WHAT TO DO – Only the pictures are to be left out; set down the rest of the records exactly.

AVAILABLE DATA –
<<<<
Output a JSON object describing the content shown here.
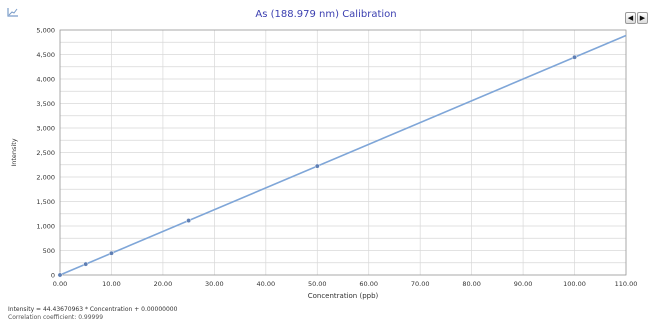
{
  "window": {
    "prev_glyph": "◀",
    "next_glyph": "▶",
    "corner_icon": "chart-corner-icon",
    "prev_icon": "left-arrow-icon",
    "next_icon": "right-arrow-icon"
  },
  "chart_data": {
    "type": "line",
    "title": "As (188.979 nm) Calibration",
    "xlabel": "Concentration (ppb)",
    "ylabel": "Intensity",
    "xlim": [
      0,
      110
    ],
    "ylim": [
      0,
      5000
    ],
    "x_ticks": [
      0,
      10,
      20,
      30,
      40,
      50,
      60,
      70,
      80,
      90,
      100,
      110
    ],
    "x_tick_labels": [
      "0.00",
      "10.00",
      "20.00",
      "30.00",
      "40.00",
      "50.00",
      "60.00",
      "70.00",
      "80.00",
      "90.00",
      "100.00",
      "110.00"
    ],
    "y_ticks": [
      0,
      250,
      500,
      750,
      1000,
      1250,
      1500,
      1750,
      2000,
      2250,
      2500,
      2750,
      3000,
      3250,
      3500,
      3750,
      4000,
      4250,
      4500,
      4750,
      5000
    ],
    "y_tick_labels": [
      "0",
      "",
      "500",
      "",
      "1,000",
      "",
      "1,500",
      "",
      "2,000",
      "",
      "2,500",
      "",
      "3,000",
      "",
      "3,500",
      "",
      "4,000",
      "",
      "4,500",
      "",
      "5,000"
    ],
    "grid": true,
    "series": [
      {
        "kind": "fit_line",
        "slope": 44.43670963,
        "intercept": 0,
        "x": [
          0,
          110
        ],
        "y": [
          0,
          4888
        ]
      },
      {
        "kind": "standards",
        "x": [
          0,
          5,
          10,
          25,
          50,
          100
        ],
        "y": [
          0,
          222,
          444,
          1111,
          2222,
          4444
        ]
      }
    ],
    "equation": "Intensity = 44.43670963 * Concentration + 0.00000000",
    "correlation": "Correlation coefficient: 0.99999",
    "colors": {
      "line": "#7fa6d8",
      "points": "#5f7fb4",
      "grid": "#d8d8d8",
      "plot_bg": "#ffffff",
      "title": "#3b3fb0"
    }
  }
}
>>>>
EXERCISE RESPONSE –
Output a JSON object describing the content shown here.
{
  "window": {
    "prev_glyph": "◀",
    "next_glyph": "▶",
    "corner_icon": "chart-corner-icon",
    "prev_icon": "left-arrow-icon",
    "next_icon": "right-arrow-icon"
  },
  "chart_data": {
    "type": "line",
    "title": "As (188.979 nm) Calibration",
    "xlabel": "Concentration (ppb)",
    "ylabel": "Intensity",
    "xlim": [
      0,
      110
    ],
    "ylim": [
      0,
      5000
    ],
    "x_ticks": [
      0,
      10,
      20,
      30,
      40,
      50,
      60,
      70,
      80,
      90,
      100,
      110
    ],
    "x_tick_labels": [
      "0.00",
      "10.00",
      "20.00",
      "30.00",
      "40.00",
      "50.00",
      "60.00",
      "70.00",
      "80.00",
      "90.00",
      "100.00",
      "110.00"
    ],
    "y_ticks": [
      0,
      250,
      500,
      750,
      1000,
      1250,
      1500,
      1750,
      2000,
      2250,
      2500,
      2750,
      3000,
      3250,
      3500,
      3750,
      4000,
      4250,
      4500,
      4750,
      5000
    ],
    "y_tick_labels": [
      "0",
      "",
      "500",
      "",
      "1,000",
      "",
      "1,500",
      "",
      "2,000",
      "",
      "2,500",
      "",
      "3,000",
      "",
      "3,500",
      "",
      "4,000",
      "",
      "4,500",
      "",
      "5,000"
    ],
    "grid": true,
    "series": [
      {
        "kind": "fit_line",
        "slope": 44.43670963,
        "intercept": 0,
        "x": [
          0,
          110
        ],
        "y": [
          0,
          4888
        ]
      },
      {
        "kind": "standards",
        "x": [
          0,
          5,
          10,
          25,
          50,
          100
        ],
        "y": [
          0,
          222,
          444,
          1111,
          2222,
          4444
        ]
      }
    ],
    "equation": "Intensity = 44.43670963 * Concentration + 0.00000000",
    "correlation": "Correlation coefficient: 0.99999",
    "colors": {
      "line": "#7fa6d8",
      "points": "#5f7fb4",
      "grid": "#d8d8d8",
      "plot_bg": "#ffffff",
      "title": "#3b3fb0"
    }
  }
}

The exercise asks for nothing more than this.